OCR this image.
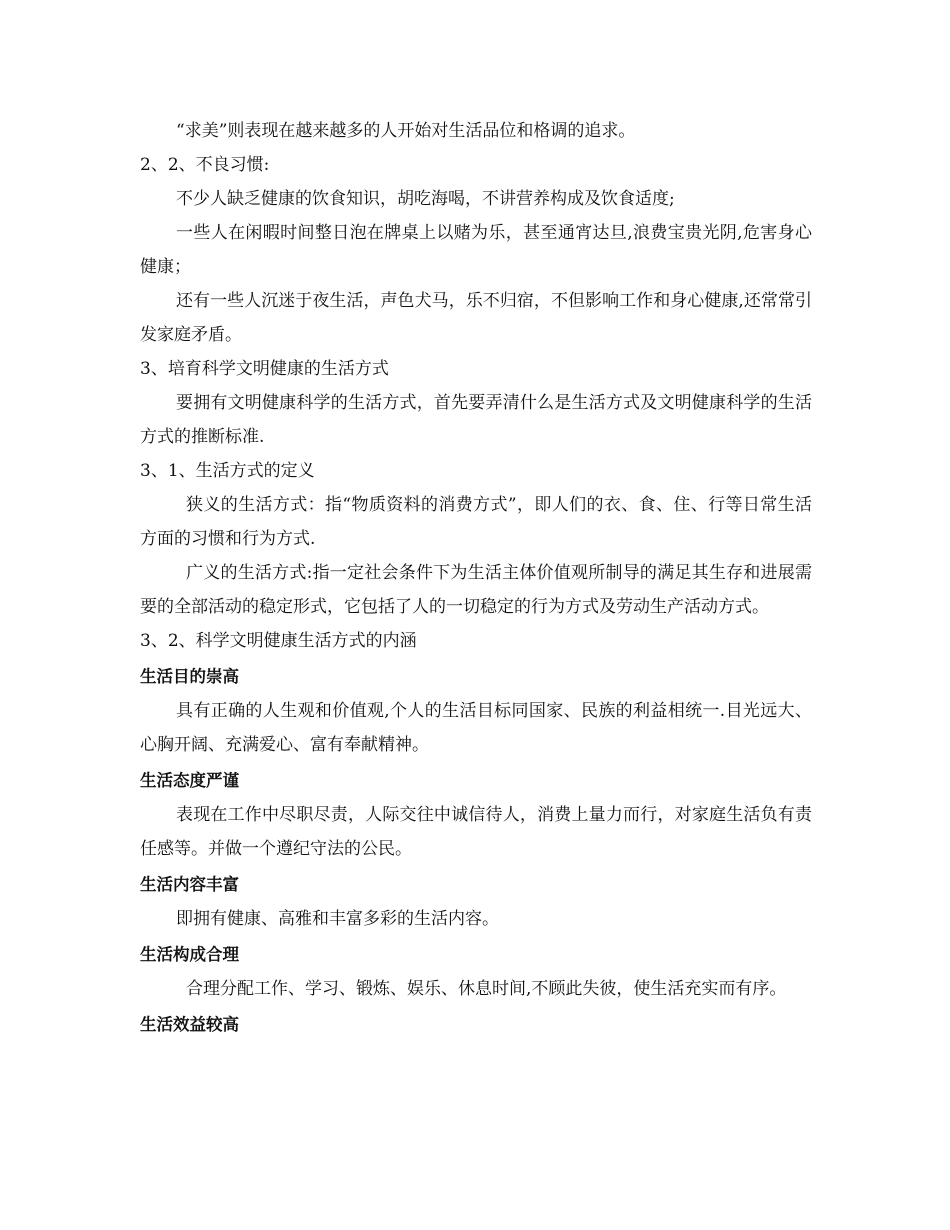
“求美”则表现在越来越多的人开始对生活品位和格调的追求。

2、2、不良习惯:

不少人缺乏健康的饮食知识，胡吃海喝，不讲营养构成及饮食适度;

一些人在闲暇时间整日泡在牌桌上以赌为乐，甚至通宵达旦,浪费宝贵光阴,危害身心健康；

还有一些人沉迷于夜生活，声色犬马，乐不归宿，不但影响工作和身心健康,还常常引发家庭矛盾。

3、培育科学文明健康的生活方式

要拥有文明健康科学的生活方式，首先要弄清什么是生活方式及文明健康科学的生活方式的推断标准.

3、1、生活方式的定义

狭义的生活方式：指“物质资料的消费方式”，即人们的衣、食、住、行等日常生活方面的习惯和行为方式.

广义的生活方式:指一定社会条件下为生活主体价值观所制导的满足其生存和进展需要的全部活动的稳定形式，它包括了人的一切稳定的行为方式及劳动生产活动方式。

3、2、科学文明健康生活方式的内涵

生活目的崇高

具有正确的人生观和价值观,个人的生活目标同国家、民族的利益相统一.目光远大、心胸开阔、充满爱心、富有奉献精神。

生活态度严谨

表现在工作中尽职尽责，人际交往中诚信待人，消费上量力而行，对家庭生活负有责任感等。并做一个遵纪守法的公民。

生活内容丰富

即拥有健康、高雅和丰富多彩的生活内容。

生活构成合理

合理分配工作、学习、锻炼、娱乐、休息时间,不顾此失彼，使生活充实而有序。

生活效益较高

--------------------------------

■ **Job**
Retype all of the entries exactly as written, leaving out any images.

■ **Expected answer**
OCR this image.
“求美”则表现在越来越多的人开始对生活品位和格调的追求。

2、2、不良习惯:

不少人缺乏健康的饮食知识，胡吃海喝，不讲营养构成及饮食适度;

一些人在闲暇时间整日泡在牌桌上以赌为乐，甚至通宵达旦,浪费宝贵光阴,危害身心健康；

还有一些人沉迷于夜生活，声色犬马，乐不归宿，不但影响工作和身心健康,还常常引发家庭矛盾。

3、培育科学文明健康的生活方式

要拥有文明健康科学的生活方式，首先要弄清什么是生活方式及文明健康科学的生活方式的推断标准.

3、1、生活方式的定义

狭义的生活方式：指“物质资料的消费方式”，即人们的衣、食、住、行等日常生活方面的习惯和行为方式.

广义的生活方式:指一定社会条件下为生活主体价值观所制导的满足其生存和进展需要的全部活动的稳定形式，它包括了人的一切稳定的行为方式及劳动生产活动方式。

3、2、科学文明健康生活方式的内涵

生活目的崇高

具有正确的人生观和价值观,个人的生活目标同国家、民族的利益相统一.目光远大、心胸开阔、充满爱心、富有奉献精神。

生活态度严谨

表现在工作中尽职尽责，人际交往中诚信待人，消费上量力而行，对家庭生活负有责任感等。并做一个遵纪守法的公民。

生活内容丰富

即拥有健康、高雅和丰富多彩的生活内容。

生活构成合理

合理分配工作、学习、锻炼、娱乐、休息时间,不顾此失彼，使生活充实而有序。

生活效益较高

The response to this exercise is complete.